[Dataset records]
** BEGIN **

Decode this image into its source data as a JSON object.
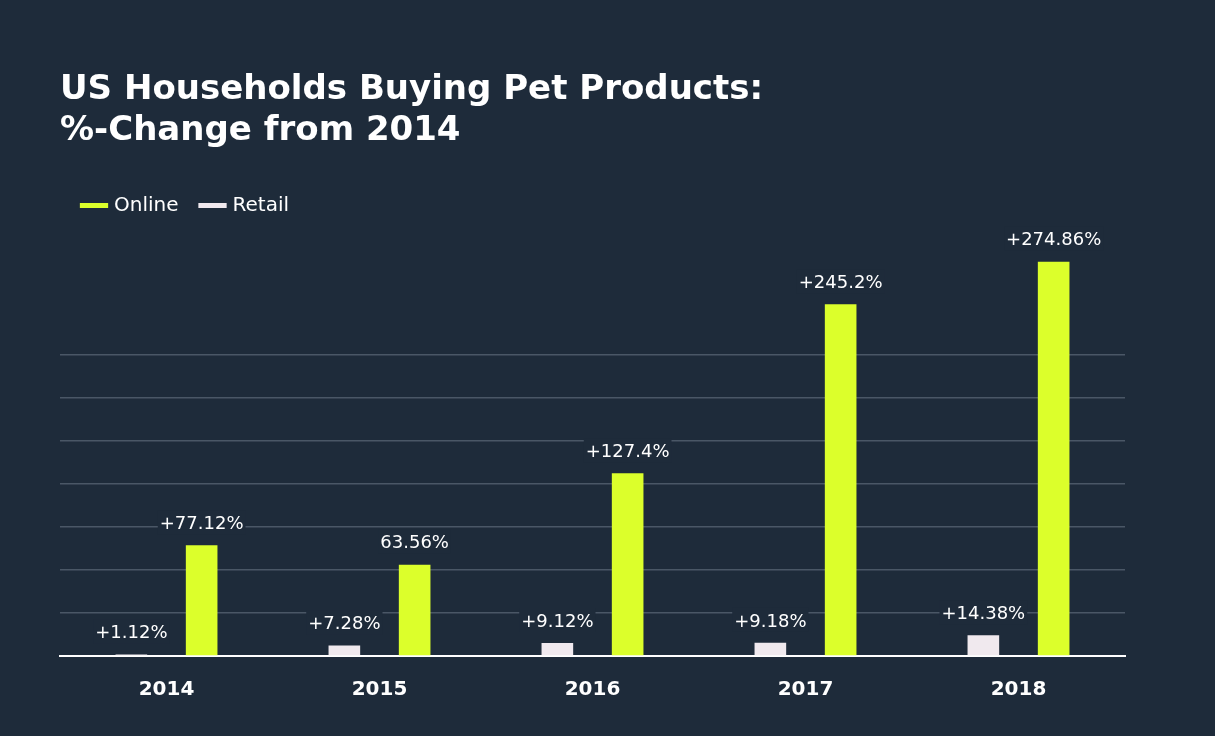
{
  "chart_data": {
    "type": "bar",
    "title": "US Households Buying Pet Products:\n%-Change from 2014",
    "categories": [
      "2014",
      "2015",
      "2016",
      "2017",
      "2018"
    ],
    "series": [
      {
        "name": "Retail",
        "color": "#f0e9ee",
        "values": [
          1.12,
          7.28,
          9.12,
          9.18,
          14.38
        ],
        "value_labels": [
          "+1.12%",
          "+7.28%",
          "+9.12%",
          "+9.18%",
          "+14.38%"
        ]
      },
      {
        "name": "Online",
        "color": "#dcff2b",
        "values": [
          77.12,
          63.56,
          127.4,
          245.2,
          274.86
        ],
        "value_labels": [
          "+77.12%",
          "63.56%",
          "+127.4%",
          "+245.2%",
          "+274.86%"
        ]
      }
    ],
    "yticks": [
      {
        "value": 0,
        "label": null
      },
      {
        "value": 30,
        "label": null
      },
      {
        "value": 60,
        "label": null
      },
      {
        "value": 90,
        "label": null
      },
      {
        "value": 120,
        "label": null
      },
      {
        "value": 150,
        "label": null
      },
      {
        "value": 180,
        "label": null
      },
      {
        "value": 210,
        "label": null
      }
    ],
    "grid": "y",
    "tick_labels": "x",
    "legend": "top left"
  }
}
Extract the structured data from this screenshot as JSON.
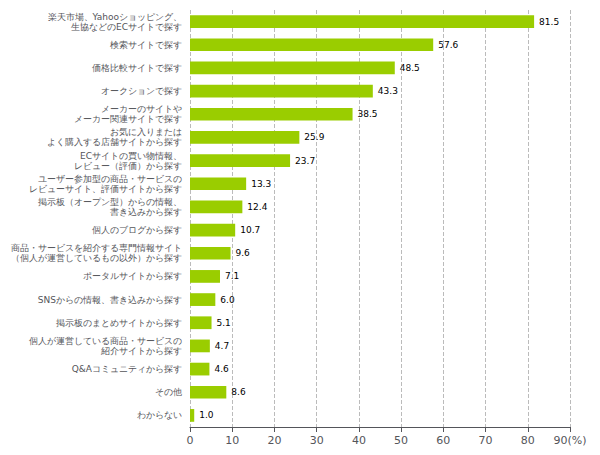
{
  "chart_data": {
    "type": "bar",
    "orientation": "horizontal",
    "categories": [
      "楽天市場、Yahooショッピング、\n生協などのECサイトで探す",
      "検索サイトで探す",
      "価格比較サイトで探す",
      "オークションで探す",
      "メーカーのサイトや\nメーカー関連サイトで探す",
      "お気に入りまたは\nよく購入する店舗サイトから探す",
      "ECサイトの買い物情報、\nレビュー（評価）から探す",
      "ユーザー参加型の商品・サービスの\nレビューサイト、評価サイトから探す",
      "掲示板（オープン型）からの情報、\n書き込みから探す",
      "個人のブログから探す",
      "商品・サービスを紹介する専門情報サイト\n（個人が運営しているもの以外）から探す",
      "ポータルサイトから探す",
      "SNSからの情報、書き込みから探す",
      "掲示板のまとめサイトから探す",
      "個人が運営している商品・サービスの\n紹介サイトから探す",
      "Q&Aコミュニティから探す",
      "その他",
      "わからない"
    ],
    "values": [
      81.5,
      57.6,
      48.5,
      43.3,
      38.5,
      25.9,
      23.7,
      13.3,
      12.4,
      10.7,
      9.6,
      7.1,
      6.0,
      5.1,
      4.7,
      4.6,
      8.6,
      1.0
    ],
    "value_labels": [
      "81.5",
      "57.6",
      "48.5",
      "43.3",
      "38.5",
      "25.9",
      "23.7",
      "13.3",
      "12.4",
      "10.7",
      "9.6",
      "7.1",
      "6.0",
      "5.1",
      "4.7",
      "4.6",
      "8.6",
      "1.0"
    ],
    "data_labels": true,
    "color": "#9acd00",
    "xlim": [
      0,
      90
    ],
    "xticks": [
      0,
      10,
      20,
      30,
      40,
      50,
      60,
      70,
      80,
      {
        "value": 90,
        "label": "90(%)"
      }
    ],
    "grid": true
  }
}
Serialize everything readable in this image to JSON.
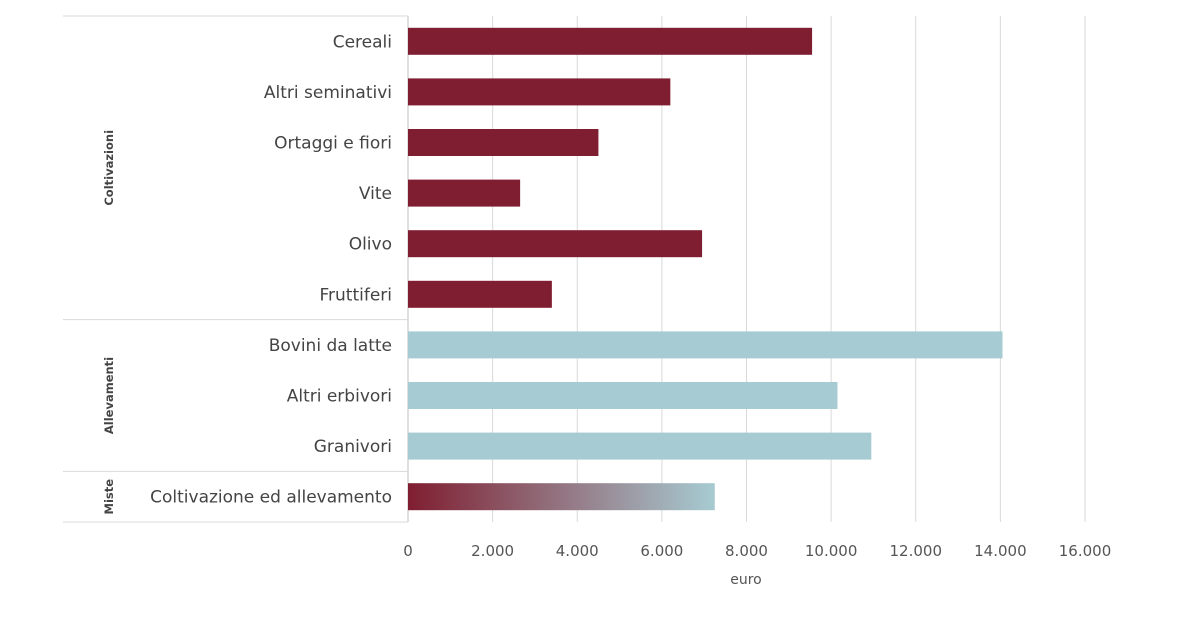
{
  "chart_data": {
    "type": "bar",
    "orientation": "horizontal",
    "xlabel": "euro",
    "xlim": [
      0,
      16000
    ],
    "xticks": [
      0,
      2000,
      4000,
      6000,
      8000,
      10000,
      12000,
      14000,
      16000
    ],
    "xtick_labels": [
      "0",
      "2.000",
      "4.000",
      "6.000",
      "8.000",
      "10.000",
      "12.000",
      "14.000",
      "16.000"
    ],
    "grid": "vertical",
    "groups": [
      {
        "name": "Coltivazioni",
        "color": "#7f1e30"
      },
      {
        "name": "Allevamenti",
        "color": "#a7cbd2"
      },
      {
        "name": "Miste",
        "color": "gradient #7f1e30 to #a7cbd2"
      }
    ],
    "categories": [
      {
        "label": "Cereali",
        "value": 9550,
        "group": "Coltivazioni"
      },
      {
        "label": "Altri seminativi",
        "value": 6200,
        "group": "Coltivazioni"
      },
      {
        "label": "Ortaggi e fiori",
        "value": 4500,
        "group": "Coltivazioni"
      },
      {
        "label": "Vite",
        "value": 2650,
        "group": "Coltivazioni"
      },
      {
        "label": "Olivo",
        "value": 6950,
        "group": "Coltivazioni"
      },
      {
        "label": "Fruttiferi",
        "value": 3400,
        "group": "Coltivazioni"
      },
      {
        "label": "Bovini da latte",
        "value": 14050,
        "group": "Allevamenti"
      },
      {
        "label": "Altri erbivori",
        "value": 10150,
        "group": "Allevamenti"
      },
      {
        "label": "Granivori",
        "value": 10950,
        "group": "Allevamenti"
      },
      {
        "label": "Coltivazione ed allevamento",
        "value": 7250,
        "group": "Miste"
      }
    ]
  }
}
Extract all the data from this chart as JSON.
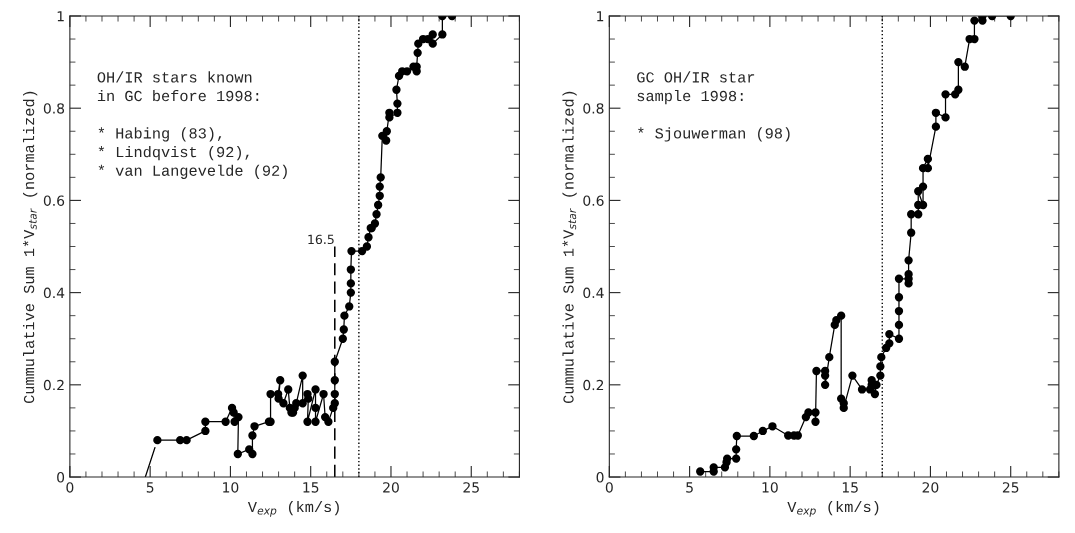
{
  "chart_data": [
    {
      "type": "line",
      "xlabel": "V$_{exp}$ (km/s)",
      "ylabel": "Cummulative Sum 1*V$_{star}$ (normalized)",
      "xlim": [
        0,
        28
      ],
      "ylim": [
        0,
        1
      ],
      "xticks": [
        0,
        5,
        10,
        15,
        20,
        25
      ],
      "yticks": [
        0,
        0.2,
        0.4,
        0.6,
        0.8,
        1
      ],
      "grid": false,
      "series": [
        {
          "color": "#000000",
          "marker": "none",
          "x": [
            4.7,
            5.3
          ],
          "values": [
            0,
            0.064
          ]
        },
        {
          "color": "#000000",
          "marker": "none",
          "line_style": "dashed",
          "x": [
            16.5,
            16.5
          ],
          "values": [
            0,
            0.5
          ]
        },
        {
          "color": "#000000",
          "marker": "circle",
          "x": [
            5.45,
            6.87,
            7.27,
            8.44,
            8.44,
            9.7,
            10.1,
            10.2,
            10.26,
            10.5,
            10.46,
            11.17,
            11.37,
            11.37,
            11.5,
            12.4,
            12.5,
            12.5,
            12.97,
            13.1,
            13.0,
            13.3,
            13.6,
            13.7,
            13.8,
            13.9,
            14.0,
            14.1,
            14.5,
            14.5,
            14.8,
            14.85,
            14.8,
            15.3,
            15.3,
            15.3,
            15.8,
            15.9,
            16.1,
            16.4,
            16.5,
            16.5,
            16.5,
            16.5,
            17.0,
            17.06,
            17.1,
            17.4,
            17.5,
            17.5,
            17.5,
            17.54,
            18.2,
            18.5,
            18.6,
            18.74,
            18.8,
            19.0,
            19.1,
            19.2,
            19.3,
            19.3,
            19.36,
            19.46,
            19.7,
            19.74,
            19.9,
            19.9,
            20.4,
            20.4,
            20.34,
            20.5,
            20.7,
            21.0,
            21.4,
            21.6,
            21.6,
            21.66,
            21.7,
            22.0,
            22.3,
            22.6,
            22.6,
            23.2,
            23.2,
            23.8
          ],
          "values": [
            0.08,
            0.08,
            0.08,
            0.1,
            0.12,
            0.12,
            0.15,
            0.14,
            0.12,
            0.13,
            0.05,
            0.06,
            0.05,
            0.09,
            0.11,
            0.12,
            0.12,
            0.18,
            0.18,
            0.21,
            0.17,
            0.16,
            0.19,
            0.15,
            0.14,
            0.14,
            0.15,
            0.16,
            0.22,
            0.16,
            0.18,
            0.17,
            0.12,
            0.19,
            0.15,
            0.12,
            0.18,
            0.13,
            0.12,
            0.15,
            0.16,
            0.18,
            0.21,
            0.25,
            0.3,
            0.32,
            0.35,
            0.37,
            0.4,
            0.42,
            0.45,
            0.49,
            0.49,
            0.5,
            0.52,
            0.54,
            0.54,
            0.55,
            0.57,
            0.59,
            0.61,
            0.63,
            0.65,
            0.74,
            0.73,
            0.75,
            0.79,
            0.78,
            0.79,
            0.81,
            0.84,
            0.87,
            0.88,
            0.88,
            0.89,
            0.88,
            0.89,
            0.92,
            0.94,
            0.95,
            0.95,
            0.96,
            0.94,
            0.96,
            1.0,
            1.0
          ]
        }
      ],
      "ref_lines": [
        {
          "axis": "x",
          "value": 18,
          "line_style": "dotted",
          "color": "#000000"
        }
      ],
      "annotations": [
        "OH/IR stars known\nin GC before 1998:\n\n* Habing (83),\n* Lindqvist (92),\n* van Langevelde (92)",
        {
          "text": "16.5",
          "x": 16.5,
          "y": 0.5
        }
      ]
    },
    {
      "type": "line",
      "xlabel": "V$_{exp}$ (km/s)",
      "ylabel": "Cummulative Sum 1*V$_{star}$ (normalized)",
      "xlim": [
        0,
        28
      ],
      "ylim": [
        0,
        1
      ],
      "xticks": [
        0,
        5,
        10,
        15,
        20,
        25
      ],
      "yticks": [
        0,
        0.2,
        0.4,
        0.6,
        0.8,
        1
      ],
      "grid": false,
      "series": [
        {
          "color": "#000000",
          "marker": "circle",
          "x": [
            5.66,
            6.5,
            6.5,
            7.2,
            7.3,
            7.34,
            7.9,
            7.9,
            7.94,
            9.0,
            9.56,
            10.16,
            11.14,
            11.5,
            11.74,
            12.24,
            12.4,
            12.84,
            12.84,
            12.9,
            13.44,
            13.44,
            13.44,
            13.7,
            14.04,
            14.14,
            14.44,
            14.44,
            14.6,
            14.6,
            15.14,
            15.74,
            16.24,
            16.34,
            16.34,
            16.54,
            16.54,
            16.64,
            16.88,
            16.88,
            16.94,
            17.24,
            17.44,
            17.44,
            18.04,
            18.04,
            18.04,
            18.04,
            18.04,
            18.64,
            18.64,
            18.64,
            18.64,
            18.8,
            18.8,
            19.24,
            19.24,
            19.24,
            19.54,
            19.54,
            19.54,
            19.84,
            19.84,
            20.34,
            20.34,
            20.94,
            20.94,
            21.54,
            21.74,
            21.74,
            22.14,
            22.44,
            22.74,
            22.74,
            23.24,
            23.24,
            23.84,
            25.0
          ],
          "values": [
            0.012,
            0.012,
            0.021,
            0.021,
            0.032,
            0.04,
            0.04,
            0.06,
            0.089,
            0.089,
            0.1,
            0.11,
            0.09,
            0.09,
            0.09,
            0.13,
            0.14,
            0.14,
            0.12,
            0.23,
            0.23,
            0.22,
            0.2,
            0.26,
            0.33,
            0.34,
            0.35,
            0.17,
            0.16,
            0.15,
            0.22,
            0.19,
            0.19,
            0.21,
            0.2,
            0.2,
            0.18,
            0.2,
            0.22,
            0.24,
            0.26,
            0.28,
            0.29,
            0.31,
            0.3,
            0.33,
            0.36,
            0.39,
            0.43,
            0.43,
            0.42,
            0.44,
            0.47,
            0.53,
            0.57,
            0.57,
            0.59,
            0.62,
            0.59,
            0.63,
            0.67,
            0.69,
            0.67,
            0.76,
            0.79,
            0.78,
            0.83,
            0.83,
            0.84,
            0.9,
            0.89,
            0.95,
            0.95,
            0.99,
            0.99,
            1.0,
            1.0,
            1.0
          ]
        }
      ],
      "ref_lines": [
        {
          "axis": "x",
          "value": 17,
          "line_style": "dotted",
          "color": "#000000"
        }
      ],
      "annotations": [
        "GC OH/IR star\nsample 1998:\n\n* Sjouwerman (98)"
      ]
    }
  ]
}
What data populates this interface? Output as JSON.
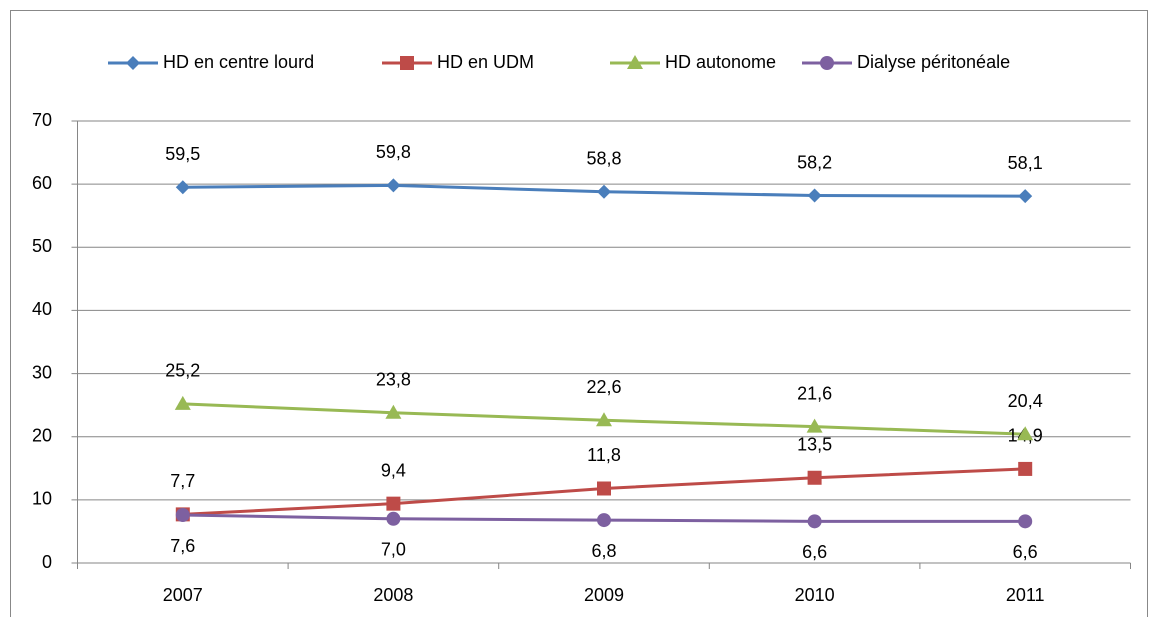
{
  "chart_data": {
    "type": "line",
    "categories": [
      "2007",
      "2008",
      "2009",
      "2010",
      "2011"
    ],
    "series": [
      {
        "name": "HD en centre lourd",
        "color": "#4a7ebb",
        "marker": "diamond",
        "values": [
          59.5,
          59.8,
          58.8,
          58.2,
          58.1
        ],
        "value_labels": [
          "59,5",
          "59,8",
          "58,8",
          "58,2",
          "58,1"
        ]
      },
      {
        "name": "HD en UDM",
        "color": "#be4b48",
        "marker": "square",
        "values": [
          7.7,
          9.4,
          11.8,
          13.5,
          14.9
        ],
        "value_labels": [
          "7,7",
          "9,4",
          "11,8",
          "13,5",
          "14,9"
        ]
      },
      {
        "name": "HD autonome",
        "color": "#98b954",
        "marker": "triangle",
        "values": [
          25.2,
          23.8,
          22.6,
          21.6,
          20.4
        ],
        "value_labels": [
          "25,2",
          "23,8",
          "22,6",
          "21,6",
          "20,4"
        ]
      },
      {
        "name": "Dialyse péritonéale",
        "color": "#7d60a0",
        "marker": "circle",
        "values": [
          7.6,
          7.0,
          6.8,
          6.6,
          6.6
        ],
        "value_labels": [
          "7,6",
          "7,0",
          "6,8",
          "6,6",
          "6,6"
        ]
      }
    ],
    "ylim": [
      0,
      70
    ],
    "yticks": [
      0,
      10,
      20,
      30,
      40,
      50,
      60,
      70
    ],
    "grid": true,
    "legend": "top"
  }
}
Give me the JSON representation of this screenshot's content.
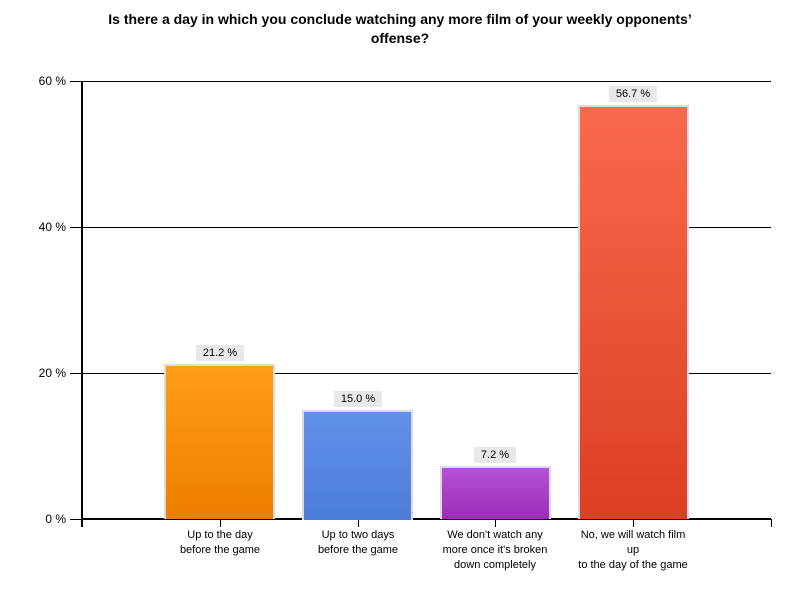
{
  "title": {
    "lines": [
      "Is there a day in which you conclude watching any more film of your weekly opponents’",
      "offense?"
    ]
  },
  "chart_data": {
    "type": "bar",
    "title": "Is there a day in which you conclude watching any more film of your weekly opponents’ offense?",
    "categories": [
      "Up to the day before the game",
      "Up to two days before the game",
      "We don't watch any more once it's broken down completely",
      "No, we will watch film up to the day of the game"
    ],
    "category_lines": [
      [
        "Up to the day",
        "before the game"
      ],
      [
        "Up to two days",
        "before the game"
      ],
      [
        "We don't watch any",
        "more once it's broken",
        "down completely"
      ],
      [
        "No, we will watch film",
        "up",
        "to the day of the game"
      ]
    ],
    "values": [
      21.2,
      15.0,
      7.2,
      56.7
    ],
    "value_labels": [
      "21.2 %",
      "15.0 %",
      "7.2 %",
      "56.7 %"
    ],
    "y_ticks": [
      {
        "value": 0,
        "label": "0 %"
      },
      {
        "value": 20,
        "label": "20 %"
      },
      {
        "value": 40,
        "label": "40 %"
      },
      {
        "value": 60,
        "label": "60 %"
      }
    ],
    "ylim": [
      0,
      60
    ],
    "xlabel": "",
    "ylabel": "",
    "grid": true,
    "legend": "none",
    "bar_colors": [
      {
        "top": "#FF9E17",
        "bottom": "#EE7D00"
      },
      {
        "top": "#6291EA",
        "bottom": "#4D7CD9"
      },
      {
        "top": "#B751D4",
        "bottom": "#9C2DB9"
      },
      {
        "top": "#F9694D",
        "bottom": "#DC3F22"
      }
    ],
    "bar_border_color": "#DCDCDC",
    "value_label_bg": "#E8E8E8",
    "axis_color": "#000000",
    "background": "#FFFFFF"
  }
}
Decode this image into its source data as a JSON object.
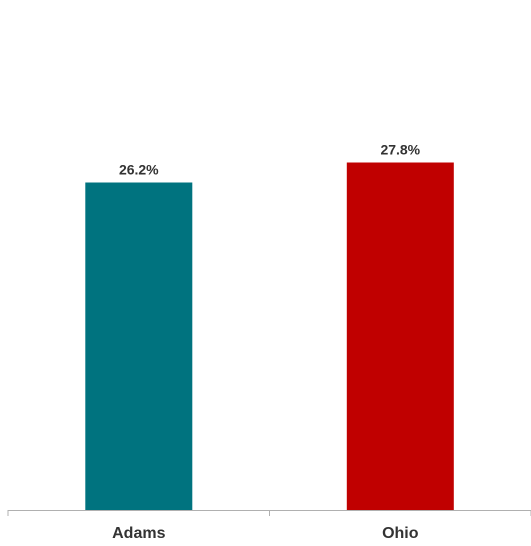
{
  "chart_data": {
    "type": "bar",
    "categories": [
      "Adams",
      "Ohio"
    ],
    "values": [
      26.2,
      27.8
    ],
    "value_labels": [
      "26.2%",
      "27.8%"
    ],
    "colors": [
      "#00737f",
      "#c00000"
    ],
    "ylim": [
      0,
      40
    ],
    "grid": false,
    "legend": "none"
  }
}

** END **

*PROBLEM REQUIREMENTS*: Copy each line of the listing in which the word "marker" can be found.

*ANSWER TO THE PROBLEM*:
          "marker": "none",
          "marker": "none",
          "marker": "circle",
          "marker": "circle",
        "marker": "diamond",
        "marker": "square",
        "marker": "triangle",
        "marker": "circle",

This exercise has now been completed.